**What the exercise asks**
Please transcribe the data below exactly. Leave the pictures out.

**Record list**
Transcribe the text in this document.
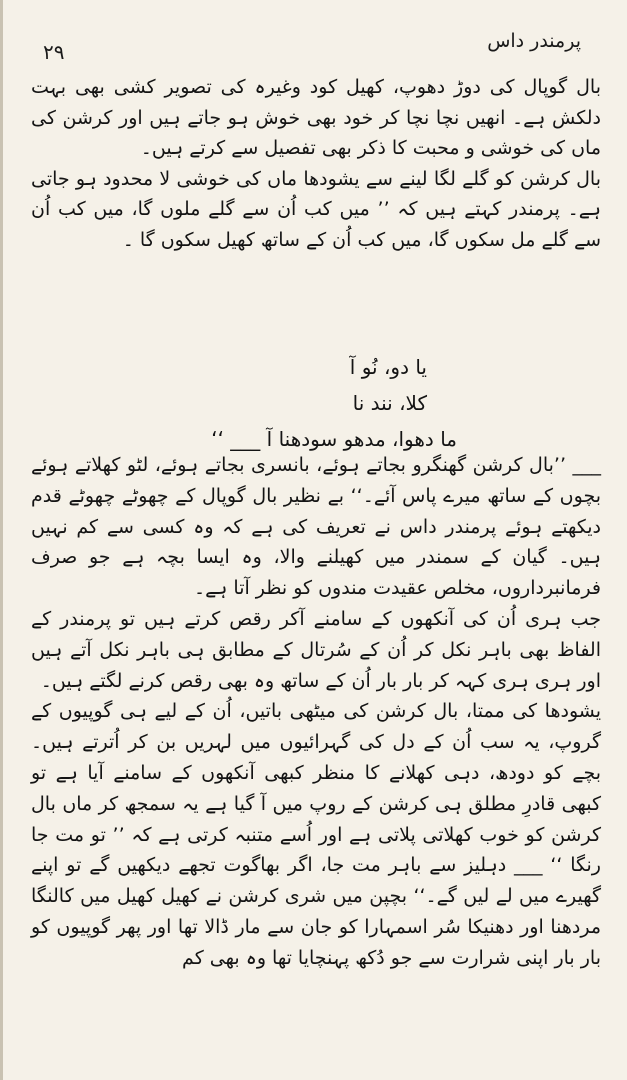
۲۹	پرمندر داس

بال گوپال کی دوڑ دھوپ، کھیل کود وغیرہ کی تصویر کشی بھی بہت دلکش ہے۔ انھیں نچا نچا کر خود بھی خوش ہو جاتے ہیں اور کرشن کی ماں کی خوشی و محبت کا ذکر بھی تفصیل سے کرتے ہیں۔

بال کرشن کو گلے لگا لینے سے یشودھا ماں کی خوشی لا محدود ہو جاتی ہے۔ پرمندر کہتے ہیں کہ ’’ میں کب اُن سے گلے ملوں گا، میں کب اُن سے گلے مل سکوں گا، میں کب اُن کے ساتھ کھیل سکوں گا ۔

یا دو، نُو آ
کلا، نند نا
ما دھوا، مدھو سودھنا آ ___ ‘‘

___ ’’بال کرشن گھنگرو بجاتے ہوئے، بانسری بجاتے ہوئے، لٹو کھلاتے ہوئے بچوں کے ساتھ میرے پاس آئے۔‘‘ بے نظیر بال گوپال کے چھوٹے چھوٹے قدم دیکھتے ہوئے پرمندر داس نے تعریف کی ہے کہ وہ کسی سے کم نہیں ہیں۔ گیان کے سمندر میں کھیلنے والا، وہ ایسا بچہ ہے جو صرف فرمانبرداروں، مخلص عقیدت مندوں کو نظر آتا ہے۔

جب ہری اُن کی آنکھوں کے سامنے آکر رقص کرتے ہیں تو پرمندر کے الفاظ بھی باہر نکل کر اُن کے سُرتال کے مطابق ہی باہر نکل آتے ہیں اور ہری ہری کہہ کر بار بار اُن کے ساتھ وہ بھی رقص کرنے لگتے ہیں۔

یشودھا کی ممتا، بال کرشن کی میٹھی باتیں، اُن کے لیے ہی گوپیوں کے گروپ، یہ سب اُن کے دل کی گہرائیوں میں لہریں بن کر اُترتے ہیں۔ بچے کو دودھ، دہی کھلانے کا منظر کبھی آنکھوں کے سامنے آیا ہے تو کبھی قادرِ مطلق ہی کرشن کے روپ میں آ گیا ہے یہ سمجھ کر ماں بال کرشن کو خوب کھلاتی پلاتی ہے اور اُسے متنبہ کرتی ہے کہ ’’ تو مت جا رنگا ‘‘ ___ دہلیز سے باہر مت جا، اگر بھاگوت تجھے دیکھیں گے تو اپنے گھیرے میں لے لیں گے۔‘‘ بچپن میں شری کرشن نے کھیل کھیل میں کالنگا مردھنا اور دھنیکا سُر اسمہارا کو جان سے مار ڈالا تھا اور پھر گوپیوں کو بار بار اپنی شرارت سے جو دُکھ پہنچایا تھا وہ بھی کم
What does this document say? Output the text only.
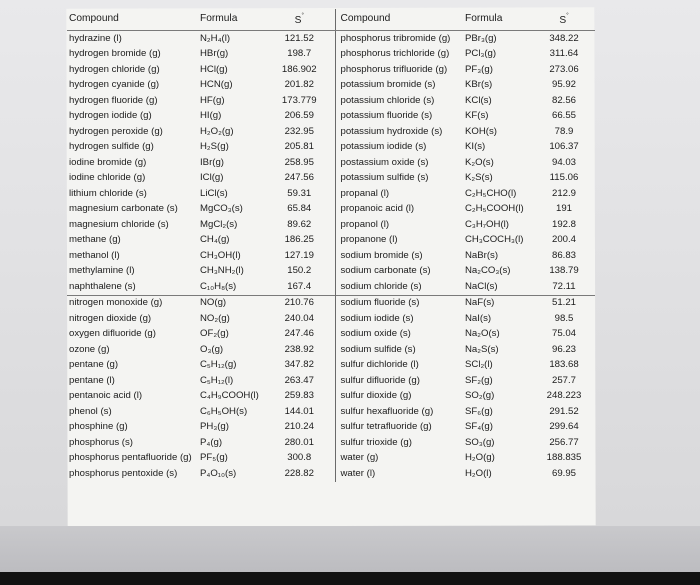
Compound	Formula	S°	Compound	Formula	S°
hydrazine (l)	N₂H₄(l)	121.52	phosphorus tribromide (g)	PBr₃(g)	348.22
hydrogen bromide (g)	HBr(g)	198.7	phosphorus trichloride (g)	PCl₃(g)	311.64
hydrogen chloride (g)	HCl(g)	186.902	phosphorus trifluoride (g)	PF₃(g)	273.06
hydrogen cyanide (g)	HCN(g)	201.82	potassium bromide (s)	KBr(s)	95.92
hydrogen fluoride (g)	HF(g)	173.779	potassium chloride (s)	KCl(s)	82.56
hydrogen iodide (g)	HI(g)	206.59	potassium fluoride (s)	KF(s)	66.55
hydrogen peroxide (g)	H₂O₂(g)	232.95	potassium hydroxide (s)	KOH(s)	78.9
hydrogen sulfide (g)	H₂S(g)	205.81	potassium iodide (s)	KI(s)	106.37
iodine bromide (g)	IBr(g)	258.95	postassium oxide (s)	K₂O(s)	94.03
iodine chloride (g)	ICl(g)	247.56	potassium sulfide (s)	K₂S(s)	115.06
lithium chloride (s)	LiCl(s)	59.31	propanal (l)	C₂H₅CHO(l)	212.9
magnesium carbonate (s)	MgCO₃(s)	65.84	propanoic acid (l)	C₂H₅COOH(l)	191
magnesium chloride (s)	MgCl₂(s)	89.62	propanol (l)	C₃H₇OH(l)	192.8
methane (g)	CH₄(g)	186.25	propanone (l)	CH₃COCH₃(l)	200.4
methanol (l)	CH₃OH(l)	127.19	sodium bromide (s)	NaBr(s)	86.83
methylamine (l)	CH₃NH₂(l)	150.2	sodium carbonate (s)	Na₂CO₃(s)	138.79
naphthalene (s)	C₁₀H₈(s)	167.4	sodium chloride (s)	NaCl(s)	72.11
nitrogen monoxide (g)	NO(g)	210.76	sodium fluoride (s)	NaF(s)	51.21
nitrogen dioxide (g)	NO₂(g)	240.04	sodium iodide (s)	NaI(s)	98.5
oxygen difluoride (g)	OF₂(g)	247.46	sodium oxide (s)	Na₂O(s)	75.04
ozone (g)	O₃(g)	238.92	sodium sulfide (s)	Na₂S(s)	96.23
pentane (g)	C₅H₁₂(g)	347.82	sulfur dichloride (l)	SCl₂(l)	183.68
pentane (l)	C₅H₁₂(l)	263.47	sulfur difluoride (g)	SF₂(g)	257.7
pentanoic acid (l)	C₄H₉COOH(l)	259.83	sulfur dioxide (g)	SO₂(g)	248.223
phenol (s)	C₆H₅OH(s)	144.01	sulfur hexafluoride (g)	SF₆(g)	291.52
phosphine (g)	PH₃(g)	210.24	sulfur tetrafluoride (g)	SF₄(g)	299.64
phosphorus (s)	P₄(g)	280.01	sulfur trioxide (g)	SO₃(g)	256.77
phosphorus pentafluoride (g)	PF₅(g)	300.8	water (g)	H₂O(g)	188.835
phosphorus pentoxide (s)	P₄O₁₀(s)	228.82	water (l)	H₂O(l)	69.95
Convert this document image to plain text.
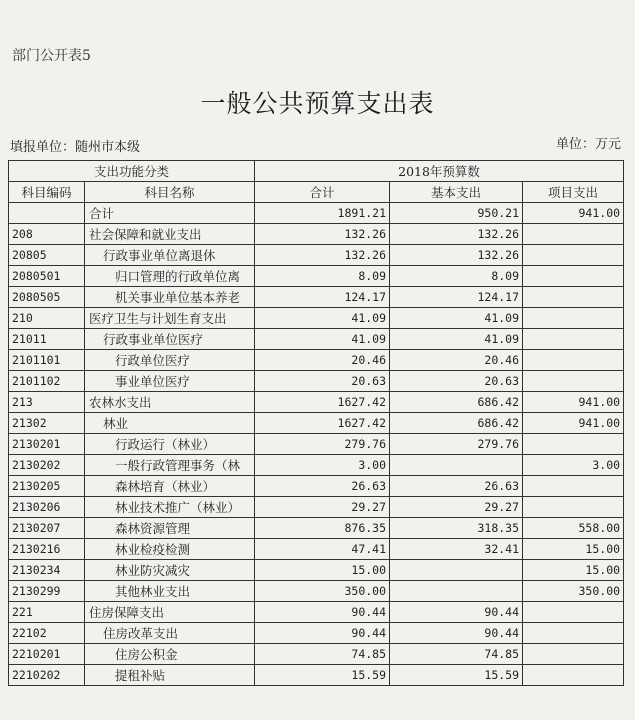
部门公开表5
一般公共预算支出表
填报单位：随州市本级	单位：万元
支出功能分类		2018年预算数		
科目编码	科目名称	合计	基本支出	项目支出
	合计	1891.21	950.21	941.00
208	社会保障和就业支出	132.26	132.26	
20805	行政事业单位离退休	132.26	132.26	
2080501	归口管理的行政单位离	8.09	8.09	
2080505	机关事业单位基本养老	124.17	124.17	
210	医疗卫生与计划生育支出	41.09	41.09	
21011	行政事业单位医疗	41.09	41.09	
2101101	行政单位医疗	20.46	20.46	
2101102	事业单位医疗	20.63	20.63	
213	农林水支出	1627.42	686.42	941.00
21302	林业	1627.42	686.42	941.00
2130201	行政运行（林业）	279.76	279.76	
2130202	一般行政管理事务（林	3.00		3.00
2130205	森林培育（林业）	26.63	26.63	
2130206	林业技术推广（林业）	29.27	29.27	
2130207	森林资源管理	876.35	318.35	558.00
2130216	林业检疫检测	47.41	32.41	15.00
2130234	林业防灾减灾	15.00		15.00
2130299	其他林业支出	350.00		350.00
221	住房保障支出	90.44	90.44	
22102	住房改革支出	90.44	90.44	
2210201	住房公积金	74.85	74.85	
2210202	提租补贴	15.59	15.59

**Task response**
Transcribe the text in this document.
۲۹	پرمندر داس

بال گوپال کی دوڑ دھوپ، کھیل کود وغیرہ کی تصویر کشی بھی بہت دلکش ہے۔ انھیں نچا نچا کر خود بھی خوش ہو جاتے ہیں اور کرشن کی ماں کی خوشی و محبت کا ذکر بھی تفصیل سے کرتے ہیں۔

بال کرشن کو گلے لگا لینے سے یشودھا ماں کی خوشی لا محدود ہو جاتی ہے۔ پرمندر کہتے ہیں کہ ’’ میں کب اُن سے گلے ملوں گا، میں کب اُن سے گلے مل سکوں گا، میں کب اُن کے ساتھ کھیل سکوں گا ۔

یا دو، نُو آ
کلا، نند نا
ما دھوا، مدھو سودھنا آ ___ ‘‘

___ ’’بال کرشن گھنگرو بجاتے ہوئے، بانسری بجاتے ہوئے، لٹو کھلاتے ہوئے بچوں کے ساتھ میرے پاس آئے۔‘‘ بے نظیر بال گوپال کے چھوٹے چھوٹے قدم دیکھتے ہوئے پرمندر داس نے تعریف کی ہے کہ وہ کسی سے کم نہیں ہیں۔ گیان کے سمندر میں کھیلنے والا، وہ ایسا بچہ ہے جو صرف فرمانبرداروں، مخلص عقیدت مندوں کو نظر آتا ہے۔

جب ہری اُن کی آنکھوں کے سامنے آکر رقص کرتے ہیں تو پرمندر کے الفاظ بھی باہر نکل کر اُن کے سُرتال کے مطابق ہی باہر نکل آتے ہیں اور ہری ہری کہہ کر بار بار اُن کے ساتھ وہ بھی رقص کرنے لگتے ہیں۔

یشودھا کی ممتا، بال کرشن کی میٹھی باتیں، اُن کے لیے ہی گوپیوں کے گروپ، یہ سب اُن کے دل کی گہرائیوں میں لہریں بن کر اُترتے ہیں۔ بچے کو دودھ، دہی کھلانے کا منظر کبھی آنکھوں کے سامنے آیا ہے تو کبھی قادرِ مطلق ہی کرشن کے روپ میں آ گیا ہے یہ سمجھ کر ماں بال کرشن کو خوب کھلاتی پلاتی ہے اور اُسے متنبہ کرتی ہے کہ ’’ تو مت جا رنگا ‘‘ ___ دہلیز سے باہر مت جا، اگر بھاگوت تجھے دیکھیں گے تو اپنے گھیرے میں لے لیں گے۔‘‘ بچپن میں شری کرشن نے کھیل کھیل میں کالنگا مردھنا اور دھنیکا سُر اسمہارا کو جان سے مار ڈالا تھا اور پھر گوپیوں کو بار بار اپنی شرارت سے جو دُکھ پہنچایا تھا وہ بھی کم
What does this document say? Output the text only.
Compound	Formula	S°	Compound	Formula	S°
hydrazine (l)	N₂H₄(l)	121.52	phosphorus tribromide (g)	PBr₃(g)	348.22
hydrogen bromide (g)	HBr(g)	198.7	phosphorus trichloride (g)	PCl₃(g)	311.64
hydrogen chloride (g)	HCl(g)	186.902	phosphorus trifluoride (g)	PF₃(g)	273.06
hydrogen cyanide (g)	HCN(g)	201.82	potassium bromide (s)	KBr(s)	95.92
hydrogen fluoride (g)	HF(g)	173.779	potassium chloride (s)	KCl(s)	82.56
hydrogen iodide (g)	HI(g)	206.59	potassium fluoride (s)	KF(s)	66.55
hydrogen peroxide (g)	H₂O₂(g)	232.95	potassium hydroxide (s)	KOH(s)	78.9
hydrogen sulfide (g)	H₂S(g)	205.81	potassium iodide (s)	KI(s)	106.37
iodine bromide (g)	IBr(g)	258.95	postassium oxide (s)	K₂O(s)	94.03
iodine chloride (g)	ICl(g)	247.56	potassium sulfide (s)	K₂S(s)	115.06
lithium chloride (s)	LiCl(s)	59.31	propanal (l)	C₂H₅CHO(l)	212.9
magnesium carbonate (s)	MgCO₃(s)	65.84	propanoic acid (l)	C₂H₅COOH(l)	191
magnesium chloride (s)	MgCl₂(s)	89.62	propanol (l)	C₃H₇OH(l)	192.8
methane (g)	CH₄(g)	186.25	propanone (l)	CH₃COCH₃(l)	200.4
methanol (l)	CH₃OH(l)	127.19	sodium bromide (s)	NaBr(s)	86.83
methylamine (l)	CH₃NH₂(l)	150.2	sodium carbonate (s)	Na₂CO₃(s)	138.79
naphthalene (s)	C₁₀H₈(s)	167.4	sodium chloride (s)	NaCl(s)	72.11
nitrogen monoxide (g)	NO(g)	210.76	sodium fluoride (s)	NaF(s)	51.21
nitrogen dioxide (g)	NO₂(g)	240.04	sodium iodide (s)	NaI(s)	98.5
oxygen difluoride (g)	OF₂(g)	247.46	sodium oxide (s)	Na₂O(s)	75.04
ozone (g)	O₃(g)	238.92	sodium sulfide (s)	Na₂S(s)	96.23
pentane (g)	C₅H₁₂(g)	347.82	sulfur dichloride (l)	SCl₂(l)	183.68
pentane (l)	C₅H₁₂(l)	263.47	sulfur difluoride (g)	SF₂(g)	257.7
pentanoic acid (l)	C₄H₉COOH(l)	259.83	sulfur dioxide (g)	SO₂(g)	248.223
phenol (s)	C₆H₅OH(s)	144.01	sulfur hexafluoride (g)	SF₆(g)	291.52
phosphine (g)	PH₃(g)	210.24	sulfur tetrafluoride (g)	SF₄(g)	299.64
phosphorus (s)	P₄(g)	280.01	sulfur trioxide (g)	SO₃(g)	256.77
phosphorus pentafluoride (g)	PF₅(g)	300.8	water (g)	H₂O(g)	188.835
phosphorus pentoxide (s)	P₄O₁₀(s)	228.82	water (l)	H₂O(l)	69.95
Convert this document image to plain text.
部门公开表5
一般公共预算支出表
填报单位：随州市本级	单位：万元
支出功能分类		2018年预算数		
科目编码	科目名称	合计	基本支出	项目支出
	合计	1891.21	950.21	941.00
208	社会保障和就业支出	132.26	132.26	
20805	行政事业单位离退休	132.26	132.26	
2080501	归口管理的行政单位离	8.09	8.09	
2080505	机关事业单位基本养老	124.17	124.17	
210	医疗卫生与计划生育支出	41.09	41.09	
21011	行政事业单位医疗	41.09	41.09	
2101101	行政单位医疗	20.46	20.46	
2101102	事业单位医疗	20.63	20.63	
213	农林水支出	1627.42	686.42	941.00
21302	林业	1627.42	686.42	941.00
2130201	行政运行（林业）	279.76	279.76	
2130202	一般行政管理事务（林	3.00		3.00
2130205	森林培育（林业）	26.63	26.63	
2130206	林业技术推广（林业）	29.27	29.27	
2130207	森林资源管理	876.35	318.35	558.00
2130216	林业检疫检测	47.41	32.41	15.00
2130234	林业防灾减灾	15.00		15.00
2130299	其他林业支出	350.00		350.00
221	住房保障支出	90.44	90.44	
22102	住房改革支出	90.44	90.44	
2210201	住房公积金	74.85	74.85	
2210202	提租补贴	15.59	15.59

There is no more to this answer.